** What you have to do **
In the material below, find all lines with the string "values" and copy them.

** Information provided **
══════════════════════════════

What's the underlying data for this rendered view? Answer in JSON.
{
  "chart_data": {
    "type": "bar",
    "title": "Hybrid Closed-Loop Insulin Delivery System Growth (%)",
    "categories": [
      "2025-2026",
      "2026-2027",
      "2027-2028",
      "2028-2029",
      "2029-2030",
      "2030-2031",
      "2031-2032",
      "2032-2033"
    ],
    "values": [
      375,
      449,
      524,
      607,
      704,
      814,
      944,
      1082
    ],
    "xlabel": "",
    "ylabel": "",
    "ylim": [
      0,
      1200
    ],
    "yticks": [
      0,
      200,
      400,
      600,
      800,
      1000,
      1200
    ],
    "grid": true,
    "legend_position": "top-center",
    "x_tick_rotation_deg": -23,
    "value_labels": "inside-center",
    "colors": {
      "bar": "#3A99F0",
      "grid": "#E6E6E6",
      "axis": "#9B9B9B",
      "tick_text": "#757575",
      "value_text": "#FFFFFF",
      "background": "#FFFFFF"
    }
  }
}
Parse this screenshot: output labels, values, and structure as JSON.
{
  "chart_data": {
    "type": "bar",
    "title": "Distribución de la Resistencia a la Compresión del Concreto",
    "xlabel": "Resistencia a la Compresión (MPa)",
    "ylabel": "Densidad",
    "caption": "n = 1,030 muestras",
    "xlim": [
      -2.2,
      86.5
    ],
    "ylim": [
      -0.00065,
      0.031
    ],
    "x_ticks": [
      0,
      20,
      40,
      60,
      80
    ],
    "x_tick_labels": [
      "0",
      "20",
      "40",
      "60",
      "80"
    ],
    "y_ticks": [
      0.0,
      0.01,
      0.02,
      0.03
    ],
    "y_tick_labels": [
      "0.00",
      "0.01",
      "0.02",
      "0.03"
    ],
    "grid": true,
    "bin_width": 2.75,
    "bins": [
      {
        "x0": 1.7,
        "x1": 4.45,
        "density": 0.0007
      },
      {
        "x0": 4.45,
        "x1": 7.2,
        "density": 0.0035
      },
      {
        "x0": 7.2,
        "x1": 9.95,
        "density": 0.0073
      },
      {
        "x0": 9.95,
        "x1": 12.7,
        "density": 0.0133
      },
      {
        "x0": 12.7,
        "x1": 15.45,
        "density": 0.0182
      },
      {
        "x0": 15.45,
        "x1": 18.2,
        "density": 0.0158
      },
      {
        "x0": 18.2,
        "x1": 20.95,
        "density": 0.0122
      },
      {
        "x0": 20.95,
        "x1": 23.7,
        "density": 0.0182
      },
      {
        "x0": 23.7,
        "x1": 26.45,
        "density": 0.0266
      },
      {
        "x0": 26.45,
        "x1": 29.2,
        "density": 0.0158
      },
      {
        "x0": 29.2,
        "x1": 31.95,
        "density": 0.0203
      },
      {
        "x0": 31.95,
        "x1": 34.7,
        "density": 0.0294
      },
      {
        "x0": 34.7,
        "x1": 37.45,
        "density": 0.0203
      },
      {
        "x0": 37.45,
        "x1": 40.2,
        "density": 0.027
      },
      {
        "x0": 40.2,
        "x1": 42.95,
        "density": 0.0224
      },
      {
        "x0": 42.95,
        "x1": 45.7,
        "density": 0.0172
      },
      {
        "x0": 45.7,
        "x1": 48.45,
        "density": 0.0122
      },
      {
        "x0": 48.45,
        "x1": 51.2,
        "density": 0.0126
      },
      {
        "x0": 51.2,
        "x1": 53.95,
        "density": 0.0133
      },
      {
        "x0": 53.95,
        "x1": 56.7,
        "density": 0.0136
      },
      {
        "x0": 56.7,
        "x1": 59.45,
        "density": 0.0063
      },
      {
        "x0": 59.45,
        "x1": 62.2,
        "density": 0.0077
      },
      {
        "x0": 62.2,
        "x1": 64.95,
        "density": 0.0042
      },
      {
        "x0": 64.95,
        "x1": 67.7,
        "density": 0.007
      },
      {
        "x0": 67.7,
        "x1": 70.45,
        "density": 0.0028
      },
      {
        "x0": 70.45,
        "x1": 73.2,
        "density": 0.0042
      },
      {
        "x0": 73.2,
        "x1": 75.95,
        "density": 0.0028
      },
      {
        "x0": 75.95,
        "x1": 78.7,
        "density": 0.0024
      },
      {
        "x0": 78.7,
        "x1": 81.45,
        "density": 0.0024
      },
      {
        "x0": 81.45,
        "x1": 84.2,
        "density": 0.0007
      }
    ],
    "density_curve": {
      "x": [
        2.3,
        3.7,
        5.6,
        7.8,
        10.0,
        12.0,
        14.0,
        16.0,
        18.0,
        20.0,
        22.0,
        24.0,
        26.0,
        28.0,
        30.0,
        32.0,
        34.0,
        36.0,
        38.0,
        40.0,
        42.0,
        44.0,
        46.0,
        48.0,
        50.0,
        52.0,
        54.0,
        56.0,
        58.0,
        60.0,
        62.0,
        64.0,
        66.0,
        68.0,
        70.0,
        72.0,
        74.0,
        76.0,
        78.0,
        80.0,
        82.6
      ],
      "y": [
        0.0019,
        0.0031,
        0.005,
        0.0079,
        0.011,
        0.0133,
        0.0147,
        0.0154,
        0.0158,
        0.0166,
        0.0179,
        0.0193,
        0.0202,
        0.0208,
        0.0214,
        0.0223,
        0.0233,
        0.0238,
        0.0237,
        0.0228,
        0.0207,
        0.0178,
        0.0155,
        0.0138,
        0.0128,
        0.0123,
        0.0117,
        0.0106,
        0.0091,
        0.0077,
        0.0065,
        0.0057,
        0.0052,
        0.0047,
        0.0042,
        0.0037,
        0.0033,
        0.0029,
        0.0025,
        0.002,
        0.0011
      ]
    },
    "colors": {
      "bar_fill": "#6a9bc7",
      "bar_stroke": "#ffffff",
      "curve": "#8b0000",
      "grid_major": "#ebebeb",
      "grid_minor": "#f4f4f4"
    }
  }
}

══════════════════════════════

** Exercise answer **
    "values": [
Parse this screenshot: output labels, values, and structure as JSON.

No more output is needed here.